▼

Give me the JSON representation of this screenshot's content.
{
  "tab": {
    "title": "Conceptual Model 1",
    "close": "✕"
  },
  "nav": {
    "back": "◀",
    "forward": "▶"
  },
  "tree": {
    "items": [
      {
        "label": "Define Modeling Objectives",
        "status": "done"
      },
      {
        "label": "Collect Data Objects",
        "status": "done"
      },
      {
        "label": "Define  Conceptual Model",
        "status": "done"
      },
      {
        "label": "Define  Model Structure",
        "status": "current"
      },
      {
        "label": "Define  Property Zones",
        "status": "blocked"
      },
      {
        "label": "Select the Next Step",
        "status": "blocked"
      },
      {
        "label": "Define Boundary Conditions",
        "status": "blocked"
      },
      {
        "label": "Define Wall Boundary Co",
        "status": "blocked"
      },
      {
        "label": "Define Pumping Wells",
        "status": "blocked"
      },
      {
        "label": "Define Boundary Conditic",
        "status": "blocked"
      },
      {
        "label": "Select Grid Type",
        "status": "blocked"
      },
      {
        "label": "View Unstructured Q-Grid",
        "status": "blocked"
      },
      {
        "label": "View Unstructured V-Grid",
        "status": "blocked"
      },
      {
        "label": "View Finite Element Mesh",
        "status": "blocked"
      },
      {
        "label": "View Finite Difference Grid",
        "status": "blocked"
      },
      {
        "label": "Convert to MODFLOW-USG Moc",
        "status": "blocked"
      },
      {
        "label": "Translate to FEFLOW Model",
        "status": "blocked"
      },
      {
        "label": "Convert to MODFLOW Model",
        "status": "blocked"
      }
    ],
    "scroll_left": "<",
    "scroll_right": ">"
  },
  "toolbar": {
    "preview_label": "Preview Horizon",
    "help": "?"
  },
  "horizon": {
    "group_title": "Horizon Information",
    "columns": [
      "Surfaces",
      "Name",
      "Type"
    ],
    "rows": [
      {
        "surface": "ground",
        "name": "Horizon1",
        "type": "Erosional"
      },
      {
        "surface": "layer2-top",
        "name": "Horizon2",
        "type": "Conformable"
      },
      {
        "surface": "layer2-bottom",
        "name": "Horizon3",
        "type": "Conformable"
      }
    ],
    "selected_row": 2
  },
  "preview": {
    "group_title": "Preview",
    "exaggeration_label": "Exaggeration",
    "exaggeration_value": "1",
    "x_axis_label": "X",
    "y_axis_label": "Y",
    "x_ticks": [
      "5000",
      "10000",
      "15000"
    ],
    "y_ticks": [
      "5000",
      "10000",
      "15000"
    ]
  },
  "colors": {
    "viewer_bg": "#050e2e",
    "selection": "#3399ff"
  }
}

▲

→ **What is being asked**
Your task is to repeat every line exactly.

→ **Response to the task**
Give me the JSON representation of this screenshot's content.
{
  "tab": {
    "title": "Conceptual Model 1",
    "close": "✕"
  },
  "nav": {
    "back": "◀",
    "forward": "▶"
  },
  "tree": {
    "items": [
      {
        "label": "Define Modeling Objectives",
        "status": "done"
      },
      {
        "label": "Collect Data Objects",
        "status": "done"
      },
      {
        "label": "Define  Conceptual Model",
        "status": "done"
      },
      {
        "label": "Define  Model Structure",
        "status": "current"
      },
      {
        "label": "Define  Property Zones",
        "status": "blocked"
      },
      {
        "label": "Select the Next Step",
        "status": "blocked"
      },
      {
        "label": "Define Boundary Conditions",
        "status": "blocked"
      },
      {
        "label": "Define Wall Boundary Co",
        "status": "blocked"
      },
      {
        "label": "Define Pumping Wells",
        "status": "blocked"
      },
      {
        "label": "Define Boundary Conditic",
        "status": "blocked"
      },
      {
        "label": "Select Grid Type",
        "status": "blocked"
      },
      {
        "label": "View Unstructured Q-Grid",
        "status": "blocked"
      },
      {
        "label": "View Unstructured V-Grid",
        "status": "blocked"
      },
      {
        "label": "View Finite Element Mesh",
        "status": "blocked"
      },
      {
        "label": "View Finite Difference Grid",
        "status": "blocked"
      },
      {
        "label": "Convert to MODFLOW-USG Moc",
        "status": "blocked"
      },
      {
        "label": "Translate to FEFLOW Model",
        "status": "blocked"
      },
      {
        "label": "Convert to MODFLOW Model",
        "status": "blocked"
      }
    ],
    "scroll_left": "<",
    "scroll_right": ">"
  },
  "toolbar": {
    "preview_label": "Preview Horizon",
    "help": "?"
  },
  "horizon": {
    "group_title": "Horizon Information",
    "columns": [
      "Surfaces",
      "Name",
      "Type"
    ],
    "rows": [
      {
        "surface": "ground",
        "name": "Horizon1",
        "type": "Erosional"
      },
      {
        "surface": "layer2-top",
        "name": "Horizon2",
        "type": "Conformable"
      },
      {
        "surface": "layer2-bottom",
        "name": "Horizon3",
        "type": "Conformable"
      }
    ],
    "selected_row": 2
  },
  "preview": {
    "group_title": "Preview",
    "exaggeration_label": "Exaggeration",
    "exaggeration_value": "1",
    "x_axis_label": "X",
    "y_axis_label": "Y",
    "x_ticks": [
      "5000",
      "10000",
      "15000"
    ],
    "y_ticks": [
      "5000",
      "10000",
      "15000"
    ]
  },
  "colors": {
    "viewer_bg": "#050e2e",
    "selection": "#3399ff"
  }
}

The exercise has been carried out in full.